■ What is being asked
Determine the number of lines holding the word "south"; answer with that number only.

■ The data
+ + + + + + +
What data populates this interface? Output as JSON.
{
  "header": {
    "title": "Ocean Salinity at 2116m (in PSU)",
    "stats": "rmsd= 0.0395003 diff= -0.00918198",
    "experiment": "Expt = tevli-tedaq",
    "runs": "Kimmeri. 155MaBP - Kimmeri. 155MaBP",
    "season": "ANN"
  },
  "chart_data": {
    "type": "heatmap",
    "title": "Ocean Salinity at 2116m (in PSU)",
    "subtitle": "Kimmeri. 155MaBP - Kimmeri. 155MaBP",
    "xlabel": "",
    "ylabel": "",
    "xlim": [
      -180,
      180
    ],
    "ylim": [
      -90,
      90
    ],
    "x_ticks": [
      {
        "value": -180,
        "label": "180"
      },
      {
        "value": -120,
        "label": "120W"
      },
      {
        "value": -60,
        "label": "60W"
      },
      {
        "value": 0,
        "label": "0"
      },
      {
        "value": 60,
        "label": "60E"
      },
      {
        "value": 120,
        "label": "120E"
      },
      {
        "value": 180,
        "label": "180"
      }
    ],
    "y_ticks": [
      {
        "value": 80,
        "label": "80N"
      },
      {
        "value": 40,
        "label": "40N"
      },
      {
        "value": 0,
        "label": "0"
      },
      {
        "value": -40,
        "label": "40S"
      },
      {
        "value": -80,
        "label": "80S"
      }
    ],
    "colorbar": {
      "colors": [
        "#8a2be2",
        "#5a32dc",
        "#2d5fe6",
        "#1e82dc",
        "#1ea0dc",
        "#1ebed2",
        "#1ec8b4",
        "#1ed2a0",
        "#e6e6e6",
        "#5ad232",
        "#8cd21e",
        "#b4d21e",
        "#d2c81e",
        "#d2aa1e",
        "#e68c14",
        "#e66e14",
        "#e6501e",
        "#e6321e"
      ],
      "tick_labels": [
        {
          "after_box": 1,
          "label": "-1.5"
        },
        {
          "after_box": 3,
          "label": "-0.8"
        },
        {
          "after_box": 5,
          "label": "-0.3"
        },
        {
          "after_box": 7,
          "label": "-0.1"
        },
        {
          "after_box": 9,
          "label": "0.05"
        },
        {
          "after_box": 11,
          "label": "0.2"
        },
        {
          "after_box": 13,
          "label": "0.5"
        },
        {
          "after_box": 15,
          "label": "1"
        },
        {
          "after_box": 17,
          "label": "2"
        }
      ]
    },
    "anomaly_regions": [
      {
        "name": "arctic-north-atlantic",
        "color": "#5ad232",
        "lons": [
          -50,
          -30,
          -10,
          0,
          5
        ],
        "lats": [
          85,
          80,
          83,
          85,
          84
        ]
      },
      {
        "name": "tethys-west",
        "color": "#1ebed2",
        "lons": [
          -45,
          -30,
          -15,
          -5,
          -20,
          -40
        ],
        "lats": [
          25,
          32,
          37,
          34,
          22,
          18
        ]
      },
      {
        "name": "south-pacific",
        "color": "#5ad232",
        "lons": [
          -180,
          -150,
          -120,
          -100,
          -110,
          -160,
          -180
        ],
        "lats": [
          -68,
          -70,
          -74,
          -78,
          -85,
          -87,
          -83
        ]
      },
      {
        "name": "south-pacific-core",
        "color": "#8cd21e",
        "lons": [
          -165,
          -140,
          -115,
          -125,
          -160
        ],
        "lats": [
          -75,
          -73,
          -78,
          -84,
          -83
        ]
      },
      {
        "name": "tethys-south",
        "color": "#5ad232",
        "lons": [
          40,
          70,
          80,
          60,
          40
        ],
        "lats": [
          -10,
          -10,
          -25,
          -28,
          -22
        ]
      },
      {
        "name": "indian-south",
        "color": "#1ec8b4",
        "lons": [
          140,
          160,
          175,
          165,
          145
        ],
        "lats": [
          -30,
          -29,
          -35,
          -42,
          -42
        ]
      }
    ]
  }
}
+ + + + + + +
■ Result
4